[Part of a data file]
----------------

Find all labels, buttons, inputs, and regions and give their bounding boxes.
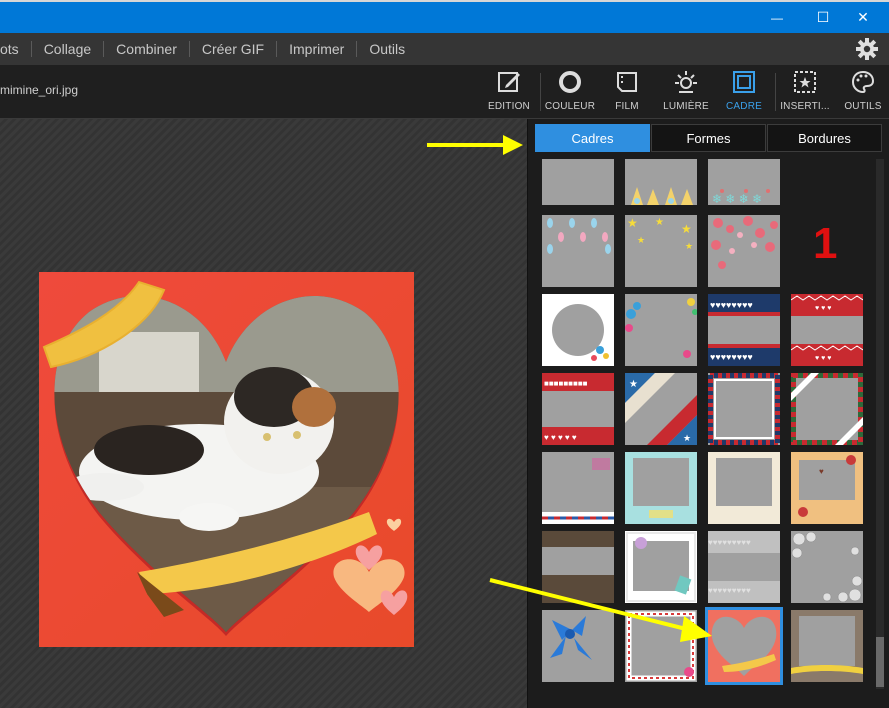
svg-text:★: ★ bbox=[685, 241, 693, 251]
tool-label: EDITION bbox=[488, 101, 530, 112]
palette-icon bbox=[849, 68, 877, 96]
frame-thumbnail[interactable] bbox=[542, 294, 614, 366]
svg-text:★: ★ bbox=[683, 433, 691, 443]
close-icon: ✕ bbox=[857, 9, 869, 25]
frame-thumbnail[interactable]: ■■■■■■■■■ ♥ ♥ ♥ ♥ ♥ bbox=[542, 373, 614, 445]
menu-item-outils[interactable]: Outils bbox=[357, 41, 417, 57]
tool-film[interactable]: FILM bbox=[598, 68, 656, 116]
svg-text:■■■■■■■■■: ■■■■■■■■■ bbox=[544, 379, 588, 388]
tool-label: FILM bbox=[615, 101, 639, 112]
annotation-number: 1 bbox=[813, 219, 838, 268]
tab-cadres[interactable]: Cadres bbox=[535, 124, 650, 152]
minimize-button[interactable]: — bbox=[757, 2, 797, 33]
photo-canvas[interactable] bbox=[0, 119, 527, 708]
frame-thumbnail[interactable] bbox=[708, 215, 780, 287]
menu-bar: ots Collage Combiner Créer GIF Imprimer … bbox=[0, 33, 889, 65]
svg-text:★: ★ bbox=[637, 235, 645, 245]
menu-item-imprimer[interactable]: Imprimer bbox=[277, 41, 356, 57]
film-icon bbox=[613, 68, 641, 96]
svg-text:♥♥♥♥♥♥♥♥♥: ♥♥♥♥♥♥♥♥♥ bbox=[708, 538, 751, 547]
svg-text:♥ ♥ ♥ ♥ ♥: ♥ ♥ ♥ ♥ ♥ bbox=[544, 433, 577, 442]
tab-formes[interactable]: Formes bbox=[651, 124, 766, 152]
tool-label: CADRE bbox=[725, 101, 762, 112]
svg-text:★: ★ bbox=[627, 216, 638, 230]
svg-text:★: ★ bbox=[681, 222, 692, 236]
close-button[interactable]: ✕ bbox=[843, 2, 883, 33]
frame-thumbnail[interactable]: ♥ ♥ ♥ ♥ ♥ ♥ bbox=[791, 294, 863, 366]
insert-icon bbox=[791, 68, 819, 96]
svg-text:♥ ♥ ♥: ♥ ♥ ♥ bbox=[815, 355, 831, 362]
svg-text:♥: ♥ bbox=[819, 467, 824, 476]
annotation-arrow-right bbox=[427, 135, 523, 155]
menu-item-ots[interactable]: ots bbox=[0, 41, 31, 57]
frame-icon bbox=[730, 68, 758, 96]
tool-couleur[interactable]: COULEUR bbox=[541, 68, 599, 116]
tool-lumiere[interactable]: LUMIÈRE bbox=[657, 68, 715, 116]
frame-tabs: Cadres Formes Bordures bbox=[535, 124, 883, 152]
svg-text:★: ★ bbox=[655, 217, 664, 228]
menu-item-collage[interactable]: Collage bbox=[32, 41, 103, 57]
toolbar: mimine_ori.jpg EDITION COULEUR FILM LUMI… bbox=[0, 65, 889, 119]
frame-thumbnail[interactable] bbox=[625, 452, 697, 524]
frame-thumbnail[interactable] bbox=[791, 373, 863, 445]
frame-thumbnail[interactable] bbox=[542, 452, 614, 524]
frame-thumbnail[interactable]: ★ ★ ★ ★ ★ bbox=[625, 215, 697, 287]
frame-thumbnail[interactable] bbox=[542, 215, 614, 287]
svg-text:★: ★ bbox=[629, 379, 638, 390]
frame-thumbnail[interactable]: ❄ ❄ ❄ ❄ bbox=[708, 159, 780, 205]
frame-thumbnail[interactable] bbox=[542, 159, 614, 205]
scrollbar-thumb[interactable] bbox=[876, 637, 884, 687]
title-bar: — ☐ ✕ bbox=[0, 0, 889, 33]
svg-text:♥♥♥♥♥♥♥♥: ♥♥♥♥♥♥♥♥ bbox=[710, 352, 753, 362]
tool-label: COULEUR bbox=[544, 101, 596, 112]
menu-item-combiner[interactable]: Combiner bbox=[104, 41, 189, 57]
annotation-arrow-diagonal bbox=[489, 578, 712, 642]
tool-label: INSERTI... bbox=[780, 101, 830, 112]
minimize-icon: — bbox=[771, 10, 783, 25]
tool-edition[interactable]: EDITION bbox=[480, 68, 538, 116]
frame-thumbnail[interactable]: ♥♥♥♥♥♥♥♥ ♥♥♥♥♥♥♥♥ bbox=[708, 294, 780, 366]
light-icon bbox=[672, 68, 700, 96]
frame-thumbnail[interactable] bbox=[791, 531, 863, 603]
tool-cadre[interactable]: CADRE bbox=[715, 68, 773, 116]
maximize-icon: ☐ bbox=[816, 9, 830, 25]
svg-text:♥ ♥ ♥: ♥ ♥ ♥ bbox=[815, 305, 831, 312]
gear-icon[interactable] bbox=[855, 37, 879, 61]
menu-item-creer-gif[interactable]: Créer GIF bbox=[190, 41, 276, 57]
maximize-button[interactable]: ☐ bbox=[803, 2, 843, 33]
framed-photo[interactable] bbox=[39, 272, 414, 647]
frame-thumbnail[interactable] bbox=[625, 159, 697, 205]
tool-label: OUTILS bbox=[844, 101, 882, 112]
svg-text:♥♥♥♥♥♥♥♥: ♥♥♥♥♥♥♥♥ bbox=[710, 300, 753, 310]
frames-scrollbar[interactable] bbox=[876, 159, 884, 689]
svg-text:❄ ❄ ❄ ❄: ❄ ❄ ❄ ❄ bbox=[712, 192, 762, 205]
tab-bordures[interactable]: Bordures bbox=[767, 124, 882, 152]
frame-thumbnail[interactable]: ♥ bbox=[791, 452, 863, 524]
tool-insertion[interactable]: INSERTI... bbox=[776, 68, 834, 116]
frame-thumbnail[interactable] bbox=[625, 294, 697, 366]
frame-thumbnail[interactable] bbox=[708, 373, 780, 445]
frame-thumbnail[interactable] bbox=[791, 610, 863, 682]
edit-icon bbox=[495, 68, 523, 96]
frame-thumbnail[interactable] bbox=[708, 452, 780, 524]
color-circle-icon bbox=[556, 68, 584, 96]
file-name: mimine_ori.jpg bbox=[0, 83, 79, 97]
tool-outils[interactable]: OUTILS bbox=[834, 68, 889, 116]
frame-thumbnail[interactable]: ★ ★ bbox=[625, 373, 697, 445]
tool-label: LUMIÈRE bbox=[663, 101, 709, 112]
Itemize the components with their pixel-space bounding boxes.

----------------

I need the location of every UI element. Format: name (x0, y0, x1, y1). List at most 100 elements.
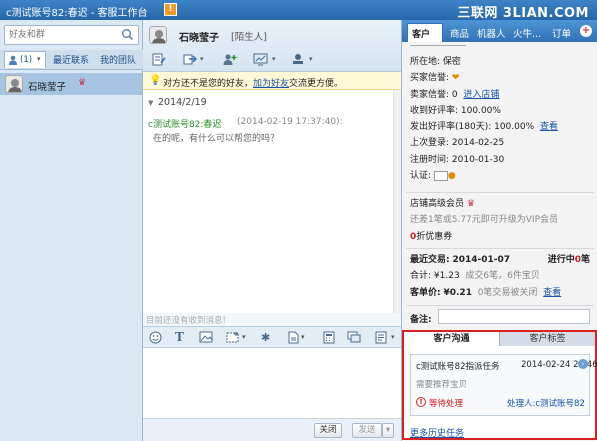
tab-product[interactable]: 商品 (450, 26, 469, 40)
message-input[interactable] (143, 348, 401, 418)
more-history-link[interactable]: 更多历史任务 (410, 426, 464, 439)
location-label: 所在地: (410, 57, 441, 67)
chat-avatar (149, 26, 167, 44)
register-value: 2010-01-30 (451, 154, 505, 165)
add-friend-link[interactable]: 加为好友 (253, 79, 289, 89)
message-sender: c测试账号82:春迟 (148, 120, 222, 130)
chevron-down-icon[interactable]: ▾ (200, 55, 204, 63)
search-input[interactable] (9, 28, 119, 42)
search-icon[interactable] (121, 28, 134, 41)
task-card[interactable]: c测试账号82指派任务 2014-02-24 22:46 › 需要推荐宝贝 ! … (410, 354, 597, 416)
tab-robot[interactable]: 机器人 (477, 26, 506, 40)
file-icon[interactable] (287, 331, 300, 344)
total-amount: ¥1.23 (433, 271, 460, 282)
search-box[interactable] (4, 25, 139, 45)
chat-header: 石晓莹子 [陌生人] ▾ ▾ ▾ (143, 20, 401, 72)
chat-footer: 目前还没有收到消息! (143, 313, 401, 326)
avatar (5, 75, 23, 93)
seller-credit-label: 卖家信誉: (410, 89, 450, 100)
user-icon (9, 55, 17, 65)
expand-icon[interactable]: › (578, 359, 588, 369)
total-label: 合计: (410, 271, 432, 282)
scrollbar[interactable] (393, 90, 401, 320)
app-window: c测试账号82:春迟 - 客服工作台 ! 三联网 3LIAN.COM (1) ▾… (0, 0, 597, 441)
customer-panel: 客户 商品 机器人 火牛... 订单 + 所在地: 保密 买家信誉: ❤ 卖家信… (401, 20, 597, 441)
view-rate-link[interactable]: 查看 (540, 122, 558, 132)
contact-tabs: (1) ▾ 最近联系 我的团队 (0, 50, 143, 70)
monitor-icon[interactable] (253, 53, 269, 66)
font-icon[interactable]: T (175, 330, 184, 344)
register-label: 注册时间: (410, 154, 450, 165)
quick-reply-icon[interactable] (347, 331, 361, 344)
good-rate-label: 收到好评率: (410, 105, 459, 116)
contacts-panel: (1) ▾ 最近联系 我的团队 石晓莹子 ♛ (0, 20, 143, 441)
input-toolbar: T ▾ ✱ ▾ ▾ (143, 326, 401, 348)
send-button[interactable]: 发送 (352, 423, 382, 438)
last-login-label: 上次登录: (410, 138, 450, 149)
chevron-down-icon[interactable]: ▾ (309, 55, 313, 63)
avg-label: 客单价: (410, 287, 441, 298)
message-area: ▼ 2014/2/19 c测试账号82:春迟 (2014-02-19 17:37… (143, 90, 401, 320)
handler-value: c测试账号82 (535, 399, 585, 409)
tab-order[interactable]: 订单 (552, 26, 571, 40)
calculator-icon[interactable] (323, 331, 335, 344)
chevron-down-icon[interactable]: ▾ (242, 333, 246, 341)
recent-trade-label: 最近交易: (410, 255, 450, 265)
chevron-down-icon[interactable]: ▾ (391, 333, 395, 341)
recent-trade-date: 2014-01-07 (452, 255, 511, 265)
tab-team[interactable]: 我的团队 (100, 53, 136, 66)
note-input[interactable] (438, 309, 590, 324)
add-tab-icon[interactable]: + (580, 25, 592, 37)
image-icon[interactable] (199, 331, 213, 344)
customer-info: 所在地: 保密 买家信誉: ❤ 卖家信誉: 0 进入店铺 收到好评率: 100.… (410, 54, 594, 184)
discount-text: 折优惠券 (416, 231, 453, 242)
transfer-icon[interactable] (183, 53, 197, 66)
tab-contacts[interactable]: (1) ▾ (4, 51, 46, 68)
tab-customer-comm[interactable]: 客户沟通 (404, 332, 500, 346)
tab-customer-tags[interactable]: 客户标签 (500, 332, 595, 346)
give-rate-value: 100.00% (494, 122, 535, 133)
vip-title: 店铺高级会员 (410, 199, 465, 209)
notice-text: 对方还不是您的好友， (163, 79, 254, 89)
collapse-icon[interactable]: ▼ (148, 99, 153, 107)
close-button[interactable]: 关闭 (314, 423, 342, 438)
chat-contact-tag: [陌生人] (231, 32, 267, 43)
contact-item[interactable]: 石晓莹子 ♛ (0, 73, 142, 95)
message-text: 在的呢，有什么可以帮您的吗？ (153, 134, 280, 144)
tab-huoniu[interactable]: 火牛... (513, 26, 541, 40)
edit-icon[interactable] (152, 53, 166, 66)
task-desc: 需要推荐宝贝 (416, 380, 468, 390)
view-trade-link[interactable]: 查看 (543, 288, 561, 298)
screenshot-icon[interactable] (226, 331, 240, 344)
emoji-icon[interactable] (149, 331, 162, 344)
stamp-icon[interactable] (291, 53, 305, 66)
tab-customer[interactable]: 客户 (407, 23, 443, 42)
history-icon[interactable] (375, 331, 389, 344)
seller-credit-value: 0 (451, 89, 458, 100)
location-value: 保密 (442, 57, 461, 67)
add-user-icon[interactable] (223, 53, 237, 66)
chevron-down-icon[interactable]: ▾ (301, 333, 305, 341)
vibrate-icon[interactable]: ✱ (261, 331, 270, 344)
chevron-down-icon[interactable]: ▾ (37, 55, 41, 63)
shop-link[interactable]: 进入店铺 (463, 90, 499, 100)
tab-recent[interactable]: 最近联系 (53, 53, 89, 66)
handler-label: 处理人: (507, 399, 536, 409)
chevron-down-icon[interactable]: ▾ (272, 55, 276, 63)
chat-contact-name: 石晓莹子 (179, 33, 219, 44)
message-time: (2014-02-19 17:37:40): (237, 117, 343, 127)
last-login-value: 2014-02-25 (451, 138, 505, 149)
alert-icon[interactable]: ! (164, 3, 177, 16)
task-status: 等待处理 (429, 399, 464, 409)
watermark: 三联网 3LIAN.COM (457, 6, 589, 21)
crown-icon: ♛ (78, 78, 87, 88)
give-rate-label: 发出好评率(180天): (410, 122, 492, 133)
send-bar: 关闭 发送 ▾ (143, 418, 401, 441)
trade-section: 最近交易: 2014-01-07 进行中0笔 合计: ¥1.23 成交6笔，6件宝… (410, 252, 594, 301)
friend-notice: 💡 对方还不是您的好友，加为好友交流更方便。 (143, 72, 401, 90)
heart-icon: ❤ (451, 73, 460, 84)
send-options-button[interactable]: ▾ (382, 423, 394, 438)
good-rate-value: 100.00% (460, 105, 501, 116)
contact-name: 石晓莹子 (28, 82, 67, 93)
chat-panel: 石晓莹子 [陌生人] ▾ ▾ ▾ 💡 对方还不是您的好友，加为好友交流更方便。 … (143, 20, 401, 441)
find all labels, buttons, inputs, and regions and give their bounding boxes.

----------------

Repeat word for word the entries starting with the line that contains "svg-text:★: ★ bbox=[685, 241, 693, 251]" and going on through the line that contains "close-icon: ✕ bbox=[857, 9, 869, 25]".

**Task answer**
svg-text:★: ★ bbox=[685, 241, 693, 251]
tool-label: EDITION bbox=[488, 101, 530, 112]
palette-icon bbox=[849, 68, 877, 96]
frame-thumbnail[interactable] bbox=[542, 294, 614, 366]
svg-text:★: ★ bbox=[683, 433, 691, 443]
close-icon: ✕ bbox=[857, 9, 869, 25]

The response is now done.